*What the task requires*:
Write the data out again, character for character, with no images.

[Dataset listings of figures]
[Start]

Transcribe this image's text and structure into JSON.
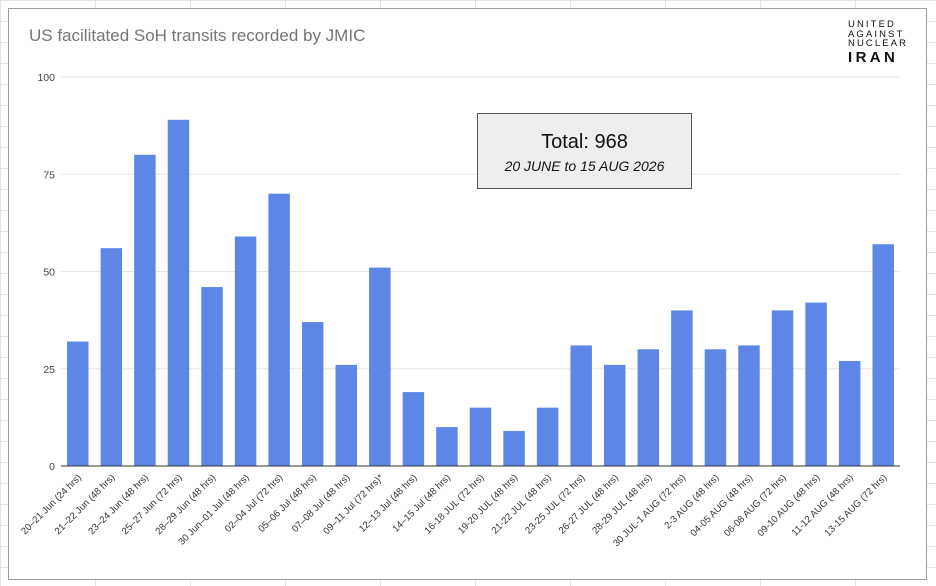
{
  "logo": {
    "line1": "UNITED",
    "line2": "AGAINST",
    "line3": "NUCLEAR",
    "line4": "IRAN"
  },
  "total_box": {
    "main": "Total: 968",
    "sub": "20 JUNE to 15 AUG 2026"
  },
  "colors": {
    "bar": "#5e86e6",
    "grid": "#e6e6e6",
    "axis": "#333333",
    "title": "#757575"
  },
  "chart_data": {
    "type": "bar",
    "title": "US facilitated SoH transits recorded by JMIC",
    "xlabel": "",
    "ylabel": "",
    "ylim": [
      0,
      100
    ],
    "yticks": [
      0,
      25,
      50,
      75,
      100
    ],
    "grid": true,
    "legend": "none",
    "categories": [
      "20–21 Jun (24 hrs)",
      "21–22 Jun (48 hrs)",
      "23–24 Jun (48 hrs)",
      "25–27 Jun (72 hrs)",
      "28–29 Jun (48 hrs)",
      "30 Jun–01 Jul (48 hrs)",
      "02–04 Jul (72 hrs)",
      "05–06 Jul (48 hrs)",
      "07–08 Jul (48 hrs)",
      "09–11 Jul (72 hrs)*",
      "12–13 Jul (48 hrs)",
      "14–15 Jul (48 hrs)",
      "16-18 JUL (72 hrs)",
      "19-20 JUL (48 hrs)",
      "21-22 JUL (48 hrs)",
      "23-25 JUL (72 hrs)",
      "26-27 JUL (48 hrs)",
      "28-29 JUL (48 hrs)",
      "30 JUL-1 AUG (72 hrs)",
      "2-3 AUG (48 hrs)",
      "04-05 AUG (48 hrs)",
      "06-08 AUG (72 hrs)",
      "09-10 AUG (48 hrs)",
      "11-12 AUG (48 hrs)",
      "13-15 AUG (72 hrs)"
    ],
    "values": [
      32,
      56,
      80,
      89,
      46,
      59,
      70,
      37,
      26,
      51,
      19,
      10,
      15,
      9,
      15,
      31,
      26,
      30,
      40,
      30,
      31,
      40,
      42,
      27,
      57
    ]
  }
}
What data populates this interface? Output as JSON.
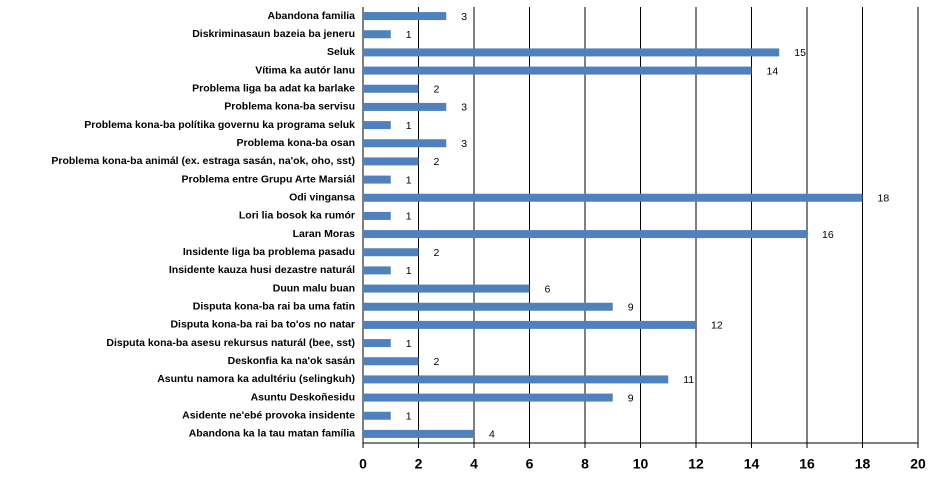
{
  "chart_data": {
    "type": "barh",
    "categories": [
      "Abandona familia",
      "Diskriminasaun bazeia ba jeneru",
      "Seluk",
      "Vítima ka autór lanu",
      "Problema liga ba adat ka barlake",
      "Problema kona-ba servisu",
      "Problema kona-ba polítika governu ka programa seluk",
      "Problema kona-ba osan",
      "Problema kona-ba animál (ex. estraga sasán, na'ok, oho, sst)",
      "Problema entre Grupu Arte Marsiál",
      "Odi vingansa",
      "Lori lia bosok ka rumór",
      "Laran Moras",
      "Insidente liga ba problema pasadu",
      "Insidente kauza husi dezastre naturál",
      "Duun malu buan",
      "Disputa kona-ba rai ba uma fatin",
      "Disputa kona-ba rai ba to'os no natar",
      "Disputa kona-ba asesu rekursus naturál (bee, sst)",
      "Deskonfia ka na'ok sasán",
      "Asuntu namora ka adultériu (selingkuh)",
      "Asuntu Deskoñesidu",
      "Asidente ne'ebé provoka insidente",
      "Abandona ka la tau matan família"
    ],
    "values": [
      3,
      1,
      15,
      14,
      2,
      3,
      1,
      3,
      2,
      1,
      18,
      1,
      16,
      2,
      1,
      6,
      9,
      12,
      1,
      2,
      11,
      9,
      1,
      4
    ],
    "color": "#4f81bd",
    "xlim": [
      0,
      20
    ],
    "xticks": [
      0,
      2,
      4,
      6,
      8,
      10,
      12,
      14,
      16,
      18,
      20
    ],
    "grid": true
  }
}
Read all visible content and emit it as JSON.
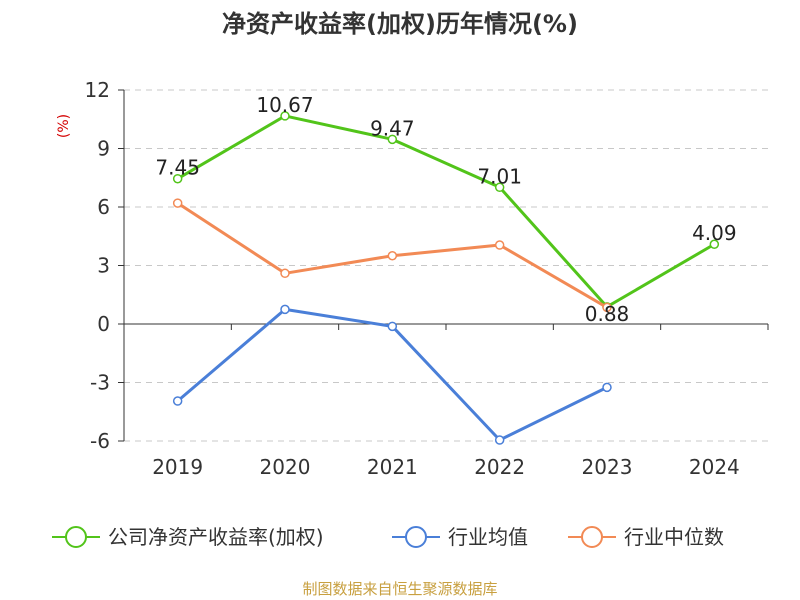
{
  "chart_data": {
    "type": "line",
    "title": "净资产收益率(加权)历年情况(%)",
    "ylabel": "(%)",
    "xlabel": "",
    "categories": [
      "2019",
      "2020",
      "2021",
      "2022",
      "2023",
      "2024"
    ],
    "ylim": [
      -6,
      12
    ],
    "yticks": [
      -6,
      -3,
      0,
      3,
      6,
      9,
      12
    ],
    "grid": true,
    "legend_position": "bottom",
    "series": [
      {
        "name": "公司净资产收益率(加权)",
        "color": "#52c41a",
        "values": [
          7.45,
          10.67,
          9.47,
          7.01,
          0.88,
          4.09
        ],
        "labels": [
          "7.45",
          "10.67",
          "9.47",
          "7.01",
          "0.88",
          "4.09"
        ]
      },
      {
        "name": "行业均值",
        "color": "#4a7fd8",
        "values": [
          -3.95,
          0.75,
          -0.12,
          -5.95,
          -3.25,
          null
        ]
      },
      {
        "name": "行业中位数",
        "color": "#f28a55",
        "values": [
          6.2,
          2.6,
          3.5,
          4.05,
          0.85,
          null
        ]
      }
    ],
    "source": "制图数据来自恒生聚源数据库"
  }
}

[End]

*Exercise answer*:
Transcribe this image's text and structure into JSON.
{
  "logo": {
    "line1": "UNITED",
    "line2": "AGAINST",
    "line3": "NUCLEAR",
    "line4": "IRAN"
  },
  "total_box": {
    "main": "Total: 968",
    "sub": "20 JUNE to 15 AUG 2026"
  },
  "colors": {
    "bar": "#5e86e6",
    "grid": "#e6e6e6",
    "axis": "#333333",
    "title": "#757575"
  },
  "chart_data": {
    "type": "bar",
    "title": "US facilitated SoH transits recorded by JMIC",
    "xlabel": "",
    "ylabel": "",
    "ylim": [
      0,
      100
    ],
    "yticks": [
      0,
      25,
      50,
      75,
      100
    ],
    "grid": true,
    "legend": "none",
    "categories": [
      "20–21 Jun (24 hrs)",
      "21–22 Jun (48 hrs)",
      "23–24 Jun (48 hrs)",
      "25–27 Jun (72 hrs)",
      "28–29 Jun (48 hrs)",
      "30 Jun–01 Jul (48 hrs)",
      "02–04 Jul (72 hrs)",
      "05–06 Jul (48 hrs)",
      "07–08 Jul (48 hrs)",
      "09–11 Jul (72 hrs)*",
      "12–13 Jul (48 hrs)",
      "14–15 Jul (48 hrs)",
      "16-18 JUL (72 hrs)",
      "19-20 JUL (48 hrs)",
      "21-22 JUL (48 hrs)",
      "23-25 JUL (72 hrs)",
      "26-27 JUL (48 hrs)",
      "28-29 JUL (48 hrs)",
      "30 JUL-1 AUG (72 hrs)",
      "2-3 AUG (48 hrs)",
      "04-05 AUG (48 hrs)",
      "06-08 AUG (72 hrs)",
      "09-10 AUG (48 hrs)",
      "11-12 AUG (48 hrs)",
      "13-15 AUG (72 hrs)"
    ],
    "values": [
      32,
      56,
      80,
      89,
      46,
      59,
      70,
      37,
      26,
      51,
      19,
      10,
      15,
      9,
      15,
      31,
      26,
      30,
      40,
      30,
      31,
      40,
      42,
      27,
      57
    ]
  }
}
What data populates this interface? Output as JSON.
{
  "chart_data": {
    "type": "barh",
    "categories": [
      "Abandona familia",
      "Diskriminasaun bazeia ba jeneru",
      "Seluk",
      "Vítima ka autór lanu",
      "Problema liga ba adat ka barlake",
      "Problema kona-ba servisu",
      "Problema kona-ba polítika governu ka programa seluk",
      "Problema kona-ba osan",
      "Problema kona-ba animál (ex. estraga sasán, na'ok, oho, sst)",
      "Problema entre Grupu Arte Marsiál",
      "Odi vingansa",
      "Lori lia bosok ka rumór",
      "Laran Moras",
      "Insidente liga ba problema pasadu",
      "Insidente kauza husi dezastre naturál",
      "Duun malu buan",
      "Disputa kona-ba rai ba uma fatin",
      "Disputa kona-ba rai ba to'os no natar",
      "Disputa kona-ba asesu rekursus naturál (bee, sst)",
      "Deskonfia ka na'ok sasán",
      "Asuntu namora ka adultériu (selingkuh)",
      "Asuntu Deskoñesidu",
      "Asidente ne'ebé provoka insidente",
      "Abandona ka la tau matan família"
    ],
    "values": [
      3,
      1,
      15,
      14,
      2,
      3,
      1,
      3,
      2,
      1,
      18,
      1,
      16,
      2,
      1,
      6,
      9,
      12,
      1,
      2,
      11,
      9,
      1,
      4
    ],
    "color": "#4f81bd",
    "xlim": [
      0,
      20
    ],
    "xticks": [
      0,
      2,
      4,
      6,
      8,
      10,
      12,
      14,
      16,
      18,
      20
    ],
    "grid": true
  }
}
Read all visible content and emit it as JSON.
{
  "chart_data": {
    "type": "line",
    "title": "净资产收益率(加权)历年情况(%)",
    "ylabel": "(%)",
    "xlabel": "",
    "categories": [
      "2019",
      "2020",
      "2021",
      "2022",
      "2023",
      "2024"
    ],
    "ylim": [
      -6,
      12
    ],
    "yticks": [
      -6,
      -3,
      0,
      3,
      6,
      9,
      12
    ],
    "grid": true,
    "legend_position": "bottom",
    "series": [
      {
        "name": "公司净资产收益率(加权)",
        "color": "#52c41a",
        "values": [
          7.45,
          10.67,
          9.47,
          7.01,
          0.88,
          4.09
        ],
        "labels": [
          "7.45",
          "10.67",
          "9.47",
          "7.01",
          "0.88",
          "4.09"
        ]
      },
      {
        "name": "行业均值",
        "color": "#4a7fd8",
        "values": [
          -3.95,
          0.75,
          -0.12,
          -5.95,
          -3.25,
          null
        ]
      },
      {
        "name": "行业中位数",
        "color": "#f28a55",
        "values": [
          6.2,
          2.6,
          3.5,
          4.05,
          0.85,
          null
        ]
      }
    ],
    "source": "制图数据来自恒生聚源数据库"
  }
}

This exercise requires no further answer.